Text excerpt
:::
Nitric oxide seems to be involved in the mechanisms underlying the antihypertensive and renal responses of losartan in spontaneously hypertensive rats (SHR). We investigated the contribution of nitric oxide to the effect of this angiotensin II (Ang II) type 1 (AT1) receptor antagonist on the constrictor response of phenylephrine in aortic rings from SHR. Furthermore, since it has been suggested that Ang II could bind to unblocked AT2 receptors, during administration of an AT1 receptor antagonist, we also studied the effect of the AT2 receptor antagonist PD 123319 on the contractile response to phenylephrine in aortic rings from SHR. To this end, we studied dose-response curves of phenylephrine (10(-9) to 10(-5) mol/L) in the presence and absence of losartan (10(-9), 10(-7), and 10(-5) mol/L) in SHR aortic rings. Preincubation with losartan reduced the constrictor response to phenylephrine but not to KCl (10 to 120 mmol/L) in a dose-dependent manner. On the other hand, the presence of captopril (10(-5) mol/L) in the incubation medium did not alter the response to phenylephrine, even at the dose of 10(-3) mol/L. The reduced response to phenylephrine in the presence of losartan was abolished in both endothelium-denuded rings and rings treated with a nitric oxide synthesis inhibitor. A similar situation was observed in PD 123319-pretreated rings, in which the effect of losartan on the contractile response to phenylephrine was reversed. Losartan was not able to stimulate the production of aortic cGMP compared with the control group. Likewise, losartan did not modify the relaxing responses to either acetylcholine or sodium nitroprusside in phenylephrine-preconstricted aortic rings. Furthermore, losartan did not alter isometric tension in aortic rings in either basal or phenylephrine-preconstricted conditions. These data demonstrate that Ang II potentiates the vasoconstriction induced by phenylephrine through the stimulation of AT1 receptors. Moreover, AT2 receptors and nitric oxide appear to be involved in this effect.
:::
Listed records
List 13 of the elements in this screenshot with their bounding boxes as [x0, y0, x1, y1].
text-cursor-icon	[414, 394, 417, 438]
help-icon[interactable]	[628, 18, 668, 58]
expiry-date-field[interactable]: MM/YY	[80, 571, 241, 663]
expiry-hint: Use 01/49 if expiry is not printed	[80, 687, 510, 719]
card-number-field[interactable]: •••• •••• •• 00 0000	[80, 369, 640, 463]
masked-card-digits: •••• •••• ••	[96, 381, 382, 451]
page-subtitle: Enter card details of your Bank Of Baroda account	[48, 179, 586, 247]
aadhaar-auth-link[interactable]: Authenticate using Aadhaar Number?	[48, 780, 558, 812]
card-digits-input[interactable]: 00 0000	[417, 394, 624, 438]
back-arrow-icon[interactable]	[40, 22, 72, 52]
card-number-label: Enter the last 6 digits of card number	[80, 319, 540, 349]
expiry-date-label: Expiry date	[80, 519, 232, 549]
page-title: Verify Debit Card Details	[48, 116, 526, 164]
:::
Task item
Reproduce the entire abstract on losartan and phenylephrine responses in rat aortic rings, word for word. None of the material is needed here.

Answer to the problem
Nitric oxide seems to be involved in the mechanisms underlying the antihypertensive and renal responses of losartan in spontaneously hypertensive rats (SHR). We investigated the contribution of nitric oxide to the effect of this angiotensin II (Ang II) type 1 (AT1) receptor antagonist on the constrictor response of phenylephrine in aortic rings from SHR. Furthermore, since it has been suggested that Ang II could bind to unblocked AT2 receptors, during administration of an AT1 receptor antagonist, we also studied the effect of the AT2 receptor antagonist PD 123319 on the contractile response to phenylephrine in aortic rings from SHR. To this end, we studied dose-response curves of phenylephrine (10(-9) to 10(-5) mol/L) in the presence and absence of losartan (10(-9), 10(-7), and 10(-5) mol/L) in SHR aortic rings. Preincubation with losartan reduced the constrictor response to phenylephrine but not to KCl (10 to 120 mmol/L) in a dose-dependent manner. On the other hand, the presence of captopril (10(-5) mol/L) in the incubation medium did not alter the response to phenylephrine, even at the dose of 10(-3) mol/L. The reduced response to phenylephrine in the presence of losartan was abolished in both endothelium-denuded rings and rings treated with a nitric oxide synthesis inhibitor. A similar situation was observed in PD 123319-pretreated rings, in which the effect of losartan on the contractile response to phenylephrine was reversed. Losartan was not able to stimulate the production of aortic cGMP compared with the control group. Likewise, losartan did not modify the relaxing responses to either acetylcholine or sodium nitroprusside in phenylephrine-preconstricted aortic rings. Furthermore, losartan did not alter isometric tension in aortic rings in either basal or phenylephrine-preconstricted conditions. These data demonstrate that Ang II potentiates the vasoconstriction induced by phenylephrine through the stimulation of AT1 receptors. Moreover, AT2 receptors and nitric oxide appear to be involved in this effect.